WHAT THE TASK REQUIRES: Reproduce the listing below exactly, minus its pictures.

SUPPLIED DATA:

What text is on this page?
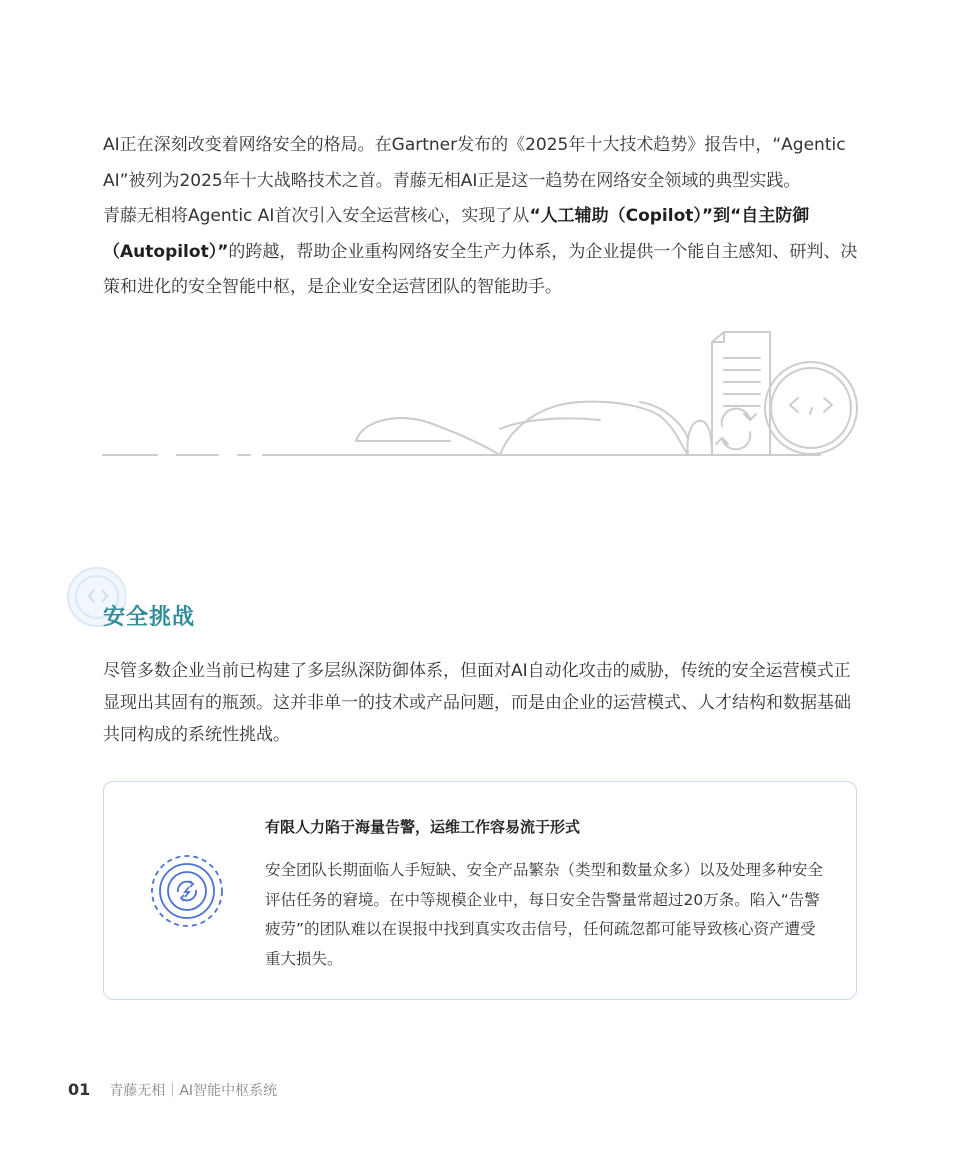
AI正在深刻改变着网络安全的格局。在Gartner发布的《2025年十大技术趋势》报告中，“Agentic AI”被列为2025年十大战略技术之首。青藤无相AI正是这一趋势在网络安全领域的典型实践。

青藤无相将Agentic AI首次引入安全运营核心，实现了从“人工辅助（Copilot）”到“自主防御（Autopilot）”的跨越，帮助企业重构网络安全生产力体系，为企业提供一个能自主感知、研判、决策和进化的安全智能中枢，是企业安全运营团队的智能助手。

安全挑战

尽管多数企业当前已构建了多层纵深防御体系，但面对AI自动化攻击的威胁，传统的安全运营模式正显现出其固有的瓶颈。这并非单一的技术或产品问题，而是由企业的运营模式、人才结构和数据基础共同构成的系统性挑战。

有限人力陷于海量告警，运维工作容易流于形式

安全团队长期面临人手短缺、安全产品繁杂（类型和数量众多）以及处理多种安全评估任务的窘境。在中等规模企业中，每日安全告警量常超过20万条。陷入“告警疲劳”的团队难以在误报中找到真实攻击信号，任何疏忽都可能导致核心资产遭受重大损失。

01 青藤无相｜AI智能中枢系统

FINISHED TASK:
What text is on this page?
AI正在深刻改变着网络安全的格局。在Gartner发布的《2025年十大技术趋势》报告中，“Agentic AI”被列为2025年十大战略技术之首。青藤无相AI正是这一趋势在网络安全领域的典型实践。

青藤无相将Agentic AI首次引入安全运营核心，实现了从“人工辅助（Copilot）”到“自主防御（Autopilot）”的跨越，帮助企业重构网络安全生产力体系，为企业提供一个能自主感知、研判、决策和进化的安全智能中枢，是企业安全运营团队的智能助手。

安全挑战

尽管多数企业当前已构建了多层纵深防御体系，但面对AI自动化攻击的威胁，传统的安全运营模式正显现出其固有的瓶颈。这并非单一的技术或产品问题，而是由企业的运营模式、人才结构和数据基础共同构成的系统性挑战。

有限人力陷于海量告警，运维工作容易流于形式

安全团队长期面临人手短缺、安全产品繁杂（类型和数量众多）以及处理多种安全评估任务的窘境。在中等规模企业中，每日安全告警量常超过20万条。陷入“告警疲劳”的团队难以在误报中找到真实攻击信号，任何疏忽都可能导致核心资产遭受重大损失。

01 青藤无相｜AI智能中枢系统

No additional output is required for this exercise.